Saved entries
•••••
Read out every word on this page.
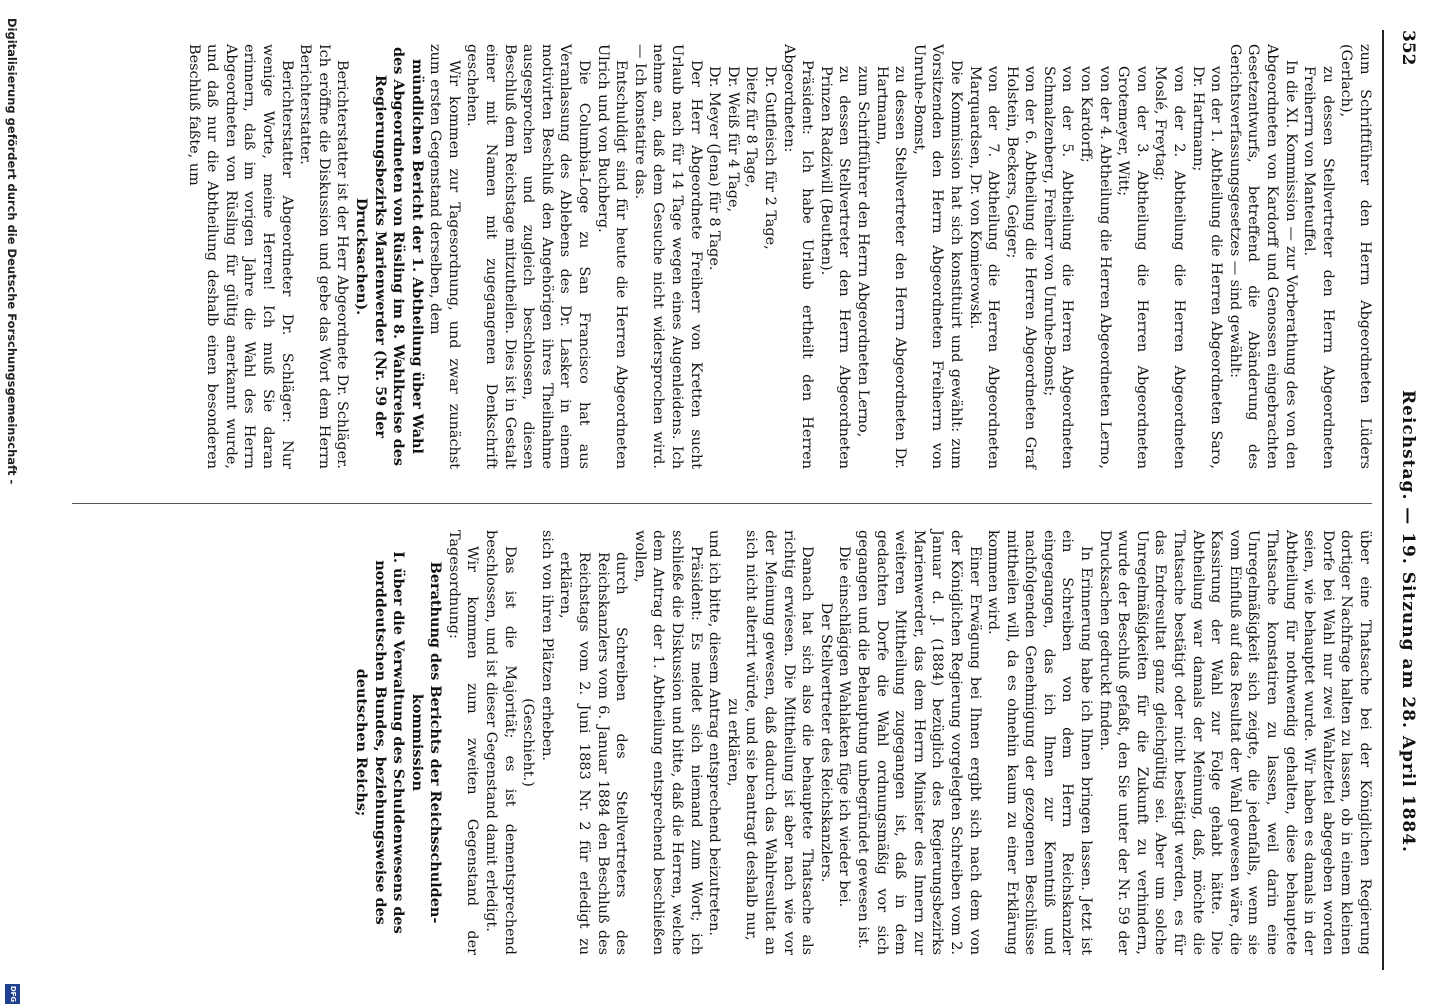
352
Reichstag. — 19. Sitzung am 28. April 1884.

zum Schriftführer den Herrn Abgeordneten Lüders (Gerlach),

zu dessen Stellvertreter den Herrn Abgeordneten Freiherrn von Manteuffel.

In die XI. Kommission — zur Vorberathung des von den Abgeordneten von Kardorff und Genossen eingebrachten Gesetzentwurfs, betreffend die Abänderung des Gerichtsverfassungsgesetzes — sind gewählt:

von der 1. Abtheilung die Herren Abgeordneten Saro, Dr. Hartmann;

von der 2. Abtheilung die Herren Abgeordneten Moslé, Freytag;

von der 3. Abtheilung die Herren Abgeordneten Grotemeyer, Witt;

von der 4. Abtheilung die Herren Abgeordneten Lerno, von Kardorff;

von der 5. Abtheilung die Herren Abgeordneten Schmalzenberg, Freiherr von Unruhe-Bomst;

von der 6. Abtheilung die Herren Abgeordneten Graf Holstein, Beckers, Geiger;

von der 7. Abtheilung die Herren Abgeordneten Marquardsen, Dr. von Komierowski.

Die Kommission hat sich konstituirt und gewählt: zum Vorsitzenden den Herrn Abgeordneten Freiherrn von Unruhe-Bomst,

zu dessen Stellvertreter den Herrn Abgeordneten Dr. Hartmann,

zum Schriftführer den Herrn Abgeordneten Lerno,

zu dessen Stellvertreter den Herrn Abgeordneten Prinzen Radziwill (Beuthen).

Präsident: Ich habe Urlaub ertheilt den Herren Abgeordneten:

Dr. Gutfleisch für 2 Tage,

Dietz für 8 Tage,

Dr. Weiß für 4 Tage,

Dr. Meyer (Jena) für 8 Tage.

Der Herr Abgeordnete Freiherr von Kretten sucht Urlaub nach für 14 Tage wegen eines Augenleidens. Ich nehme an, daß dem Gesuche nicht widersprochen wird. — Ich konstatire das.

Entschuldigt sind für heute die Herren Abgeordneten Ulrich und von Buchberg.

Die Columbia-Loge zu San Francisco hat aus Veranlassung des Ablebens des Dr. Lasker in einem motivirten Beschluß den Angehörigen ihres Theilnahme ausgesprochen und zugleich beschlossen, diesen Beschluß dem Reichstage mitzutheilen. Dies ist in Gestalt einer mit Namen mit zugegangenen Denkschrift geschehen.

Wir kommen zur Tagesordnung, und zwar zunächst zum ersten Gegenstand derselben, dem

mündlichen Bericht der 1. Abtheilung über Wahl des Abgeordneten von Rüsling im 8. Wahlkreise des Regierungsbezirks Marienwerder (Nr. 59 der Drucksachen).

Berichterstatter ist der Herr Abgeordnete Dr. Schläger. Ich eröffne die Diskussion und gebe das Wort dem Herrn Berichterstatter.

Berichterstatter Abgeordneter Dr. Schläger: Nur wenige Worte, meine Herren! Ich muß Sie daran erinnern, daß im vorigen Jahre die Wahl des Herrn Abgeordneten von Rüsling für gültig anerkannt wurde, und daß nur die Abtheilung deshalb einen besonderen Beschluß faßte, um

über eine Thatsache bei der Königlichen Regierung dortiger Nachfrage halten zu lassen, ob in einem kleinen Dorfe bei Wahl nur zwei Wahlzettel abgegeben worden seien, wie behauptet wurde. Wir haben es damals in der Abtheilung für nothwendig gehalten, diese behauptete Thatsache konstatiren zu lassen, weil darin eine Unregelmäßigkeit sich zeigte, die jedenfalls, wenn sie vom Einfluß auf das Resultat der Wahl gewesen wäre, die Kassirung der Wahl zur Folge gehabt hätte. Die Abtheilung war damals der Meinung, daß, möchte die Thatsache bestätigt oder nicht bestätigt werden, es für das Endresultat ganz gleichgültig sei. Aber um solche Unregelmäßigkeiten für die Zukunft zu verhindern, wurde der Beschluß gefaßt, den Sie unter der Nr. 59 der Drucksachen gedruckt finden.

In Erinnerung habe ich Ihnen bringen lassen. Jetzt ist ein Schreiben von dem Herrn Reichskanzler eingegangen, das ich Ihnen zur Kenntniß und nachfolgenden Genehmigung der gezogenen Beschlüsse mittheilen will, da es ohnehin kaum zu einer Erklärung kommen wird.

Einer Erwägung bei Ihnen ergibt sich nach dem von der Königlichen Regierung vorgelegten Schreiben vom 2. Januar d. J. (1884) bezüglich des Regierungsbezirks Marienwerder, das dem Herrn Minister des Innern zur weiteren Mittheilung zugegangen ist, daß in dem gedachten Dorfe die Wahl ordnungsmäßig vor sich gegangen und die Behauptung unbegründet gewesen ist.

Die einschlägigen Wahlakten füge ich wieder bei.

Der Stellvertreter des Reichskanzlers.

Danach hat sich also die behauptete Thatsache als richtig erwiesen. Die Mittheilung ist aber nach wie vor der Meinung gewesen, daß dadurch das Wahlresultat an sich nicht alterirt würde, und sie beantragt deshalb nur,

zu erklären,

und ich bitte, diesem Antrag entsprechend beizutreten.

Präsident: Es meldet sich niemand zum Wort; ich schließe die Diskussion und bitte, daß die Herren, welche dem Antrag der 1. Abtheilung entsprechend beschließen wollen,

durch Schreiben des Stellvertreters des Reichskanzlers vom 6. Januar 1884 den Beschluß des Reichstags vom 2. Juni 1883 Nr. 2 für erledigt zu erklären,

sich von ihren Plätzen erheben.

(Geschieht.)

Das ist die Majorität; es ist dementsprechend beschlossen, und ist dieser Gegenstand damit erledigt.

Wir kommen zum zweiten Gegenstand der Tagesordnung:

Berathung des Berichts der Reichsschulden-kommission

I. über die Verwaltung des Schuldenwesens des norddeutschen Bundes, beziehungsweise des deutschen Reichs;

Digitalisierung gefördert durch die Deutsche Forschungsgemeinschaft -
DFG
•••••
▶ _What is asked_
Reproduce every record above exactly, but leave out the pictures.

▶ _Full answer_
Read out every word on this page.
352
Reichstag. — 19. Sitzung am 28. April 1884.

zum Schriftführer den Herrn Abgeordneten Lüders (Gerlach),

zu dessen Stellvertreter den Herrn Abgeordneten Freiherrn von Manteuffel.

In die XI. Kommission — zur Vorberathung des von den Abgeordneten von Kardorff und Genossen eingebrachten Gesetzentwurfs, betreffend die Abänderung des Gerichtsverfassungsgesetzes — sind gewählt:

von der 1. Abtheilung die Herren Abgeordneten Saro, Dr. Hartmann;

von der 2. Abtheilung die Herren Abgeordneten Moslé, Freytag;

von der 3. Abtheilung die Herren Abgeordneten Grotemeyer, Witt;

von der 4. Abtheilung die Herren Abgeordneten Lerno, von Kardorff;

von der 5. Abtheilung die Herren Abgeordneten Schmalzenberg, Freiherr von Unruhe-Bomst;

von der 6. Abtheilung die Herren Abgeordneten Graf Holstein, Beckers, Geiger;

von der 7. Abtheilung die Herren Abgeordneten Marquardsen, Dr. von Komierowski.

Die Kommission hat sich konstituirt und gewählt: zum Vorsitzenden den Herrn Abgeordneten Freiherrn von Unruhe-Bomst,

zu dessen Stellvertreter den Herrn Abgeordneten Dr. Hartmann,

zum Schriftführer den Herrn Abgeordneten Lerno,

zu dessen Stellvertreter den Herrn Abgeordneten Prinzen Radziwill (Beuthen).

Präsident: Ich habe Urlaub ertheilt den Herren Abgeordneten:

Dr. Gutfleisch für 2 Tage,

Dietz für 8 Tage,

Dr. Weiß für 4 Tage,

Dr. Meyer (Jena) für 8 Tage.

Der Herr Abgeordnete Freiherr von Kretten sucht Urlaub nach für 14 Tage wegen eines Augenleidens. Ich nehme an, daß dem Gesuche nicht widersprochen wird. — Ich konstatire das.

Entschuldigt sind für heute die Herren Abgeordneten Ulrich und von Buchberg.

Die Columbia-Loge zu San Francisco hat aus Veranlassung des Ablebens des Dr. Lasker in einem motivirten Beschluß den Angehörigen ihres Theilnahme ausgesprochen und zugleich beschlossen, diesen Beschluß dem Reichstage mitzutheilen. Dies ist in Gestalt einer mit Namen mit zugegangenen Denkschrift geschehen.

Wir kommen zur Tagesordnung, und zwar zunächst zum ersten Gegenstand derselben, dem

mündlichen Bericht der 1. Abtheilung über Wahl des Abgeordneten von Rüsling im 8. Wahlkreise des Regierungsbezirks Marienwerder (Nr. 59 der Drucksachen).

Berichterstatter ist der Herr Abgeordnete Dr. Schläger. Ich eröffne die Diskussion und gebe das Wort dem Herrn Berichterstatter.

Berichterstatter Abgeordneter Dr. Schläger: Nur wenige Worte, meine Herren! Ich muß Sie daran erinnern, daß im vorigen Jahre die Wahl des Herrn Abgeordneten von Rüsling für gültig anerkannt wurde, und daß nur die Abtheilung deshalb einen besonderen Beschluß faßte, um

über eine Thatsache bei der Königlichen Regierung dortiger Nachfrage halten zu lassen, ob in einem kleinen Dorfe bei Wahl nur zwei Wahlzettel abgegeben worden seien, wie behauptet wurde. Wir haben es damals in der Abtheilung für nothwendig gehalten, diese behauptete Thatsache konstatiren zu lassen, weil darin eine Unregelmäßigkeit sich zeigte, die jedenfalls, wenn sie vom Einfluß auf das Resultat der Wahl gewesen wäre, die Kassirung der Wahl zur Folge gehabt hätte. Die Abtheilung war damals der Meinung, daß, möchte die Thatsache bestätigt oder nicht bestätigt werden, es für das Endresultat ganz gleichgültig sei. Aber um solche Unregelmäßigkeiten für die Zukunft zu verhindern, wurde der Beschluß gefaßt, den Sie unter der Nr. 59 der Drucksachen gedruckt finden.

In Erinnerung habe ich Ihnen bringen lassen. Jetzt ist ein Schreiben von dem Herrn Reichskanzler eingegangen, das ich Ihnen zur Kenntniß und nachfolgenden Genehmigung der gezogenen Beschlüsse mittheilen will, da es ohnehin kaum zu einer Erklärung kommen wird.

Einer Erwägung bei Ihnen ergibt sich nach dem von der Königlichen Regierung vorgelegten Schreiben vom 2. Januar d. J. (1884) bezüglich des Regierungsbezirks Marienwerder, das dem Herrn Minister des Innern zur weiteren Mittheilung zugegangen ist, daß in dem gedachten Dorfe die Wahl ordnungsmäßig vor sich gegangen und die Behauptung unbegründet gewesen ist.

Die einschlägigen Wahlakten füge ich wieder bei.

Der Stellvertreter des Reichskanzlers.

Danach hat sich also die behauptete Thatsache als richtig erwiesen. Die Mittheilung ist aber nach wie vor der Meinung gewesen, daß dadurch das Wahlresultat an sich nicht alterirt würde, und sie beantragt deshalb nur,

zu erklären,

und ich bitte, diesem Antrag entsprechend beizutreten.

Präsident: Es meldet sich niemand zum Wort; ich schließe die Diskussion und bitte, daß die Herren, welche dem Antrag der 1. Abtheilung entsprechend beschließen wollen,

durch Schreiben des Stellvertreters des Reichskanzlers vom 6. Januar 1884 den Beschluß des Reichstags vom 2. Juni 1883 Nr. 2 für erledigt zu erklären,

sich von ihren Plätzen erheben.

(Geschieht.)

Das ist die Majorität; es ist dementsprechend beschlossen, und ist dieser Gegenstand damit erledigt.

Wir kommen zum zweiten Gegenstand der Tagesordnung:

Berathung des Berichts der Reichsschulden-kommission

I. über die Verwaltung des Schuldenwesens des norddeutschen Bundes, beziehungsweise des deutschen Reichs;

Digitalisierung gefördert durch die Deutsche Forschungsgemeinschaft -
DFG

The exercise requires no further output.